▸ **SHORT PROBLEM**
Find each line with the string "minutes" and report it.

▸ **Stored items**
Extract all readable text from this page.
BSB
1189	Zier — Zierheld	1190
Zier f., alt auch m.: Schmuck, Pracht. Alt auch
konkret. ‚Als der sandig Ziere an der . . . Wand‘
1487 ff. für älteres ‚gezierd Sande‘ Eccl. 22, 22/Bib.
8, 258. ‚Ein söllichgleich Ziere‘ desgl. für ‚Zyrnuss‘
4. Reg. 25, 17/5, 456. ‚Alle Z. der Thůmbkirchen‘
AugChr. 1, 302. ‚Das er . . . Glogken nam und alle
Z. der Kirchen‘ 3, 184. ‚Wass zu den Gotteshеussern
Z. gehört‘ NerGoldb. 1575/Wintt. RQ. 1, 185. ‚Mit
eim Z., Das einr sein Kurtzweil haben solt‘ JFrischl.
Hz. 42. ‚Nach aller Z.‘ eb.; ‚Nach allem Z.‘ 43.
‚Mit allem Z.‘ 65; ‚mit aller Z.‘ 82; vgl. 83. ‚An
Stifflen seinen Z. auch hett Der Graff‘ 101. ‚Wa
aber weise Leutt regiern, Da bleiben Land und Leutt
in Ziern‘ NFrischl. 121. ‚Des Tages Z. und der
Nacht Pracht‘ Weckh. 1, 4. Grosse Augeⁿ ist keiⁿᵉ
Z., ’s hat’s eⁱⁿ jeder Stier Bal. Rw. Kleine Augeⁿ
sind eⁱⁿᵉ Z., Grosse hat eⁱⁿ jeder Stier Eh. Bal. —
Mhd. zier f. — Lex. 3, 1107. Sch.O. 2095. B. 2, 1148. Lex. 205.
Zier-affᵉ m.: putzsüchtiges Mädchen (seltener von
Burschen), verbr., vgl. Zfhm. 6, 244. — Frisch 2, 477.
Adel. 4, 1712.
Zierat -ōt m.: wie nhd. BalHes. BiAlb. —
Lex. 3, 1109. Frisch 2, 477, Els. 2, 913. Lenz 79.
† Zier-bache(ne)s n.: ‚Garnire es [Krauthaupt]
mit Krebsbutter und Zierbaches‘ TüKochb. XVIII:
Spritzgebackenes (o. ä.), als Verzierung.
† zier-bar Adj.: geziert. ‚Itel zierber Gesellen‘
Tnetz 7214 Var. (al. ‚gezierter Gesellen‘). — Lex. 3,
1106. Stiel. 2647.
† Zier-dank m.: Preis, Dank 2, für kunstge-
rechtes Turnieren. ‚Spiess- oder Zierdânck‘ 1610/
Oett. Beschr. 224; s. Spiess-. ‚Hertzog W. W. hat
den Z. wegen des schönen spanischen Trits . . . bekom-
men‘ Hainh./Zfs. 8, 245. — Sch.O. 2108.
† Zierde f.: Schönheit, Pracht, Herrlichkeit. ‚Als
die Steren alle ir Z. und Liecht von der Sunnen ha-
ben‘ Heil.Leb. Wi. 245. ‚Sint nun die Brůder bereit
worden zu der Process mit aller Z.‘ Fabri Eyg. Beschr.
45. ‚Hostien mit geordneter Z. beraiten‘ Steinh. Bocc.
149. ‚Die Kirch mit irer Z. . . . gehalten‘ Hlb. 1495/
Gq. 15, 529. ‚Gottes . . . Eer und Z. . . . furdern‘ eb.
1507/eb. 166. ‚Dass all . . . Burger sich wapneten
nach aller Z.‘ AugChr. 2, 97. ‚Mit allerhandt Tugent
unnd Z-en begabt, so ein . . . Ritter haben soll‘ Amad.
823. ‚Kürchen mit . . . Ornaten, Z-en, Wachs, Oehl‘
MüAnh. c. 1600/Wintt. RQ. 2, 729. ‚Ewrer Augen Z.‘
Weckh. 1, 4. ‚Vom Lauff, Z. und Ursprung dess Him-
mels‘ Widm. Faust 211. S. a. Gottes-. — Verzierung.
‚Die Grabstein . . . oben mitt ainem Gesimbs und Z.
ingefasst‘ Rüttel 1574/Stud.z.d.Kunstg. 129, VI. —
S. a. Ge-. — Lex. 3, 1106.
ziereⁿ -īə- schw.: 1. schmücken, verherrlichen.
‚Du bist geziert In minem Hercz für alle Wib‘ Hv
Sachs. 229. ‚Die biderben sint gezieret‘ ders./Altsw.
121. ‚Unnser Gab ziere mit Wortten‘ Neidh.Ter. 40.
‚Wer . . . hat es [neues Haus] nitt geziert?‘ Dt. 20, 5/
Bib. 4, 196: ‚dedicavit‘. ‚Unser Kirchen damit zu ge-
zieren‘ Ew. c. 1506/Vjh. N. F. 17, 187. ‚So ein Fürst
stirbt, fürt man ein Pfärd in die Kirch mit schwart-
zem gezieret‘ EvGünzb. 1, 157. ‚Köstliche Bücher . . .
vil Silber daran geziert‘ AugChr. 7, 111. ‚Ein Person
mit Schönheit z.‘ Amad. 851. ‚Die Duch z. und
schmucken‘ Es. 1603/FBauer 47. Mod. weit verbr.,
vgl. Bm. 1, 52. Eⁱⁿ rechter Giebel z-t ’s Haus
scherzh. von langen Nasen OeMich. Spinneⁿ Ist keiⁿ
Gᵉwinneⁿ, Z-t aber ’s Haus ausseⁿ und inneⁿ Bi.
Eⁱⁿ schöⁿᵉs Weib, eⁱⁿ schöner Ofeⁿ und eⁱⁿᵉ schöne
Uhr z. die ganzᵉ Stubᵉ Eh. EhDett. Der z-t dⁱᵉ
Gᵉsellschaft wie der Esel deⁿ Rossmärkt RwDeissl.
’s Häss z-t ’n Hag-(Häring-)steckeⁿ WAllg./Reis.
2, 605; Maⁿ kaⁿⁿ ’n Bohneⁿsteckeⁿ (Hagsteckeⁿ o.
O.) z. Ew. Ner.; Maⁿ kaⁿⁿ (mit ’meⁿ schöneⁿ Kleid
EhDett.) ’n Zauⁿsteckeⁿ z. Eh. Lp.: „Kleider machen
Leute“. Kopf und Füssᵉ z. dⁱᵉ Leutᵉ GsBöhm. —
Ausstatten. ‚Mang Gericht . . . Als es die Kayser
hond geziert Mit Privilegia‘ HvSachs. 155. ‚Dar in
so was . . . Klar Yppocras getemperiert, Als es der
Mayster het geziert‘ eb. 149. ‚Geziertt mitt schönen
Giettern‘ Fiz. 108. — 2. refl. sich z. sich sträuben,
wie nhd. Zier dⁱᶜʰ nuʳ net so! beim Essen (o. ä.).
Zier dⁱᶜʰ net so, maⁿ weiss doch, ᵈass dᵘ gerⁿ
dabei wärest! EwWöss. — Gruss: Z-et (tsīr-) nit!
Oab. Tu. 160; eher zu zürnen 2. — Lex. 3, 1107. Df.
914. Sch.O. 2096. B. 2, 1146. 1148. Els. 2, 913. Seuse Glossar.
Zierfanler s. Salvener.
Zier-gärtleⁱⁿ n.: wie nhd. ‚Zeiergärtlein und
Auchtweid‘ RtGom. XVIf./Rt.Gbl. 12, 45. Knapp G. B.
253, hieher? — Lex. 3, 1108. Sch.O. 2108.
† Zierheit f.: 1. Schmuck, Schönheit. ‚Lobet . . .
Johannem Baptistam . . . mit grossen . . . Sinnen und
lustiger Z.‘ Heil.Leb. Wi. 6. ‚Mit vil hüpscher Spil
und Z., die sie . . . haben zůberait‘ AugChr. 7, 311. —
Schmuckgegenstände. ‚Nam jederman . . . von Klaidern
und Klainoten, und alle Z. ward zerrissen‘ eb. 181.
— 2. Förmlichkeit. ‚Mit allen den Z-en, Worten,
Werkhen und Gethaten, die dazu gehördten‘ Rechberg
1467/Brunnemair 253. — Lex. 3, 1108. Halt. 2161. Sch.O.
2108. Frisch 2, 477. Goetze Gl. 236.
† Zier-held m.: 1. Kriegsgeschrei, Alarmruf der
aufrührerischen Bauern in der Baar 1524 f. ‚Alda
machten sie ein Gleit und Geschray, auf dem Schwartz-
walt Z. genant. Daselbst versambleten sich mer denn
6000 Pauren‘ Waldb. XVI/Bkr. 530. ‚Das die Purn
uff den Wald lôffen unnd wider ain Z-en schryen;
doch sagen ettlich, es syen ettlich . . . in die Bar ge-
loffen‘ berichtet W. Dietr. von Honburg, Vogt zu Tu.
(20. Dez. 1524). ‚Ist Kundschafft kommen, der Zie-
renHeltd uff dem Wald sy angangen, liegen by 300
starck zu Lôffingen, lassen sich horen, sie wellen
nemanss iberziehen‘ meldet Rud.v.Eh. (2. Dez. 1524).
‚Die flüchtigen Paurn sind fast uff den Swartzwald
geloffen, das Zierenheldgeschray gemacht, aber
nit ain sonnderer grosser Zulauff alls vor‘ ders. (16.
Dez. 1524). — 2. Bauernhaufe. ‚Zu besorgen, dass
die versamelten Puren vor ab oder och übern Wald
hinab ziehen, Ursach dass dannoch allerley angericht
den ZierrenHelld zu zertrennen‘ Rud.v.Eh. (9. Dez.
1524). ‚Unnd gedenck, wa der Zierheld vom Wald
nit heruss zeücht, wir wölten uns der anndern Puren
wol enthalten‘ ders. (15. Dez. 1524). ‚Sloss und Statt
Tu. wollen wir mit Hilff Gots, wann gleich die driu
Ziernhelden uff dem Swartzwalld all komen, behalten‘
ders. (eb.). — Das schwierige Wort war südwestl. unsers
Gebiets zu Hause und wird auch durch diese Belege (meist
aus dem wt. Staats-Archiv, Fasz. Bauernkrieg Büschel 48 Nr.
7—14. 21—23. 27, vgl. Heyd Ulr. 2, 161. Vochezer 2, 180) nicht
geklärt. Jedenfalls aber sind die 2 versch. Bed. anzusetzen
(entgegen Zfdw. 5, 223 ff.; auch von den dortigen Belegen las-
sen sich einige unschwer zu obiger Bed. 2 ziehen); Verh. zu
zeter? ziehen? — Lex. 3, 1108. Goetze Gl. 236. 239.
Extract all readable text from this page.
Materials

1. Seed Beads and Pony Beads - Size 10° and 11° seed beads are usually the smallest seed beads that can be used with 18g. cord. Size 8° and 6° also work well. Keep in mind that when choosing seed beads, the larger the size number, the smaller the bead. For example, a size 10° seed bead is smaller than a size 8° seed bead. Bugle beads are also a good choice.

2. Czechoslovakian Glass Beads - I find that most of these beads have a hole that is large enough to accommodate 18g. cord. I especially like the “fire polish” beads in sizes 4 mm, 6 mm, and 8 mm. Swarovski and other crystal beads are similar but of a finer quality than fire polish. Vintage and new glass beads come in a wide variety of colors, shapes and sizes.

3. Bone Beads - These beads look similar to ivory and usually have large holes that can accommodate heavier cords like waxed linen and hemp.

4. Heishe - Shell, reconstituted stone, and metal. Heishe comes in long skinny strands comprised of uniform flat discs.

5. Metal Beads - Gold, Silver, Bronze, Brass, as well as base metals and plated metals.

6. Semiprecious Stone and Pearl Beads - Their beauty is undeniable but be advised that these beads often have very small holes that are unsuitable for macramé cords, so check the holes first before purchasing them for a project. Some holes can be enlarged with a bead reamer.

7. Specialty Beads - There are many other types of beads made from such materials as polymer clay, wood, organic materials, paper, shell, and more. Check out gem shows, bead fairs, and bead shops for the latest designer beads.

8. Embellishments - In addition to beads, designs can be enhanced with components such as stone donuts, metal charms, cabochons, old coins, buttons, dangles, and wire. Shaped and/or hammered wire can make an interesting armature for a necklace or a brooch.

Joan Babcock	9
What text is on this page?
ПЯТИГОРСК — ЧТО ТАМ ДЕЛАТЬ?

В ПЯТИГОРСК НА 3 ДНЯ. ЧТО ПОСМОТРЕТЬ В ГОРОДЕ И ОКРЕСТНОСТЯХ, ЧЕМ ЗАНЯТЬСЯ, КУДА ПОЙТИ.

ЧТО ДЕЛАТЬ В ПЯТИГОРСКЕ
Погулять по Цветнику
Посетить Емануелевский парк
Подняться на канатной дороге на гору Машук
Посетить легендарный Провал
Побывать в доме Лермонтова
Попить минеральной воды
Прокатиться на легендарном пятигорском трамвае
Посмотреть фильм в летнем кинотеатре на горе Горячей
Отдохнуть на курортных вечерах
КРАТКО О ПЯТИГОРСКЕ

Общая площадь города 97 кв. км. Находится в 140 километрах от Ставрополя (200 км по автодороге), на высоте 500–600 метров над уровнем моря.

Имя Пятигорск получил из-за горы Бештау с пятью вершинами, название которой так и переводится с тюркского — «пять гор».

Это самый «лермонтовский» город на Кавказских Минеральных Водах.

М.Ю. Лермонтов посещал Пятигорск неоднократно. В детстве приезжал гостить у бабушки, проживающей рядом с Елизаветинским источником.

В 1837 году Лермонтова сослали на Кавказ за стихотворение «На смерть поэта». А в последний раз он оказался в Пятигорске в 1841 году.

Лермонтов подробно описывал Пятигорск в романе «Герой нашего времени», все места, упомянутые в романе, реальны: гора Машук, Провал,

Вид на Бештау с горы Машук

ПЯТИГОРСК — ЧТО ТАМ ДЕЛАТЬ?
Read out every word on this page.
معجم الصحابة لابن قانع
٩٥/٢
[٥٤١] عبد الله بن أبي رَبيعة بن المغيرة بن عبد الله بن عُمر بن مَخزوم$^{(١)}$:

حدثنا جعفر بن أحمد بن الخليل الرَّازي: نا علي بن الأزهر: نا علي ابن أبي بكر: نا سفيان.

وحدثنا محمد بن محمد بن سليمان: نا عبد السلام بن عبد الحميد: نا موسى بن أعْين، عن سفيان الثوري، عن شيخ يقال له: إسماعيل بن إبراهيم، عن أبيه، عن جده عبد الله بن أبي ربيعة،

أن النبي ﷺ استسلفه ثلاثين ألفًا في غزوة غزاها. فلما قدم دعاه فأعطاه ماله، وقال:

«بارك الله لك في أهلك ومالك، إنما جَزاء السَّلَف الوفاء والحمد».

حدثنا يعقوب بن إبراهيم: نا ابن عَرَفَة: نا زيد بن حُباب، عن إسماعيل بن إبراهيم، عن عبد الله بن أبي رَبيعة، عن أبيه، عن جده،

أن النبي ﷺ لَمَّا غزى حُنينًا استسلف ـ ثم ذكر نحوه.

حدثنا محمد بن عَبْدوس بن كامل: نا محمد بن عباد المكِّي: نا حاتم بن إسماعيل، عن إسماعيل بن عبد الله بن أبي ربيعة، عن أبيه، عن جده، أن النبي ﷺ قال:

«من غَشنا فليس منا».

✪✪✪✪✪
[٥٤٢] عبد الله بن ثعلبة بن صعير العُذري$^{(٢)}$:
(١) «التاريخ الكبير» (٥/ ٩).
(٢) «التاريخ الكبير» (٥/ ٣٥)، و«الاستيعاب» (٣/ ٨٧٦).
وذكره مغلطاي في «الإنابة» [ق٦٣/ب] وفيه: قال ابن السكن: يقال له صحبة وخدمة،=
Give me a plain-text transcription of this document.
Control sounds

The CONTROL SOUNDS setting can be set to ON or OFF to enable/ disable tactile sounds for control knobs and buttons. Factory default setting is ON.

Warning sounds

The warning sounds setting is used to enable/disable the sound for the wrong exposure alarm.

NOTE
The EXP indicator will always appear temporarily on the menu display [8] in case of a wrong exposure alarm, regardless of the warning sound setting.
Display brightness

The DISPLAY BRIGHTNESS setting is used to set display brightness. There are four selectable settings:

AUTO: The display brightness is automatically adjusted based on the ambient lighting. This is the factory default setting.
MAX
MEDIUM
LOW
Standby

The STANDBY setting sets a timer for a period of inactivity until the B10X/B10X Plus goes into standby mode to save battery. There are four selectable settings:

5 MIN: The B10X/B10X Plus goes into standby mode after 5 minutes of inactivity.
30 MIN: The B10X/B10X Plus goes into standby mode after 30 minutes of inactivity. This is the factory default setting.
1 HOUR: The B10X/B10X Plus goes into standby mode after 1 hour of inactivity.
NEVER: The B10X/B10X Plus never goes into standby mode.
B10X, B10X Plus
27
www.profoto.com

▸ **RESPONSE TO THE TASK**
5 MIN: The B10X/B10X Plus goes into standby mode after 5 minutes of inactivity.
30 MIN: The B10X/B10X Plus goes into standby mode after 30 minutes of inactivity. This is the factory default setting.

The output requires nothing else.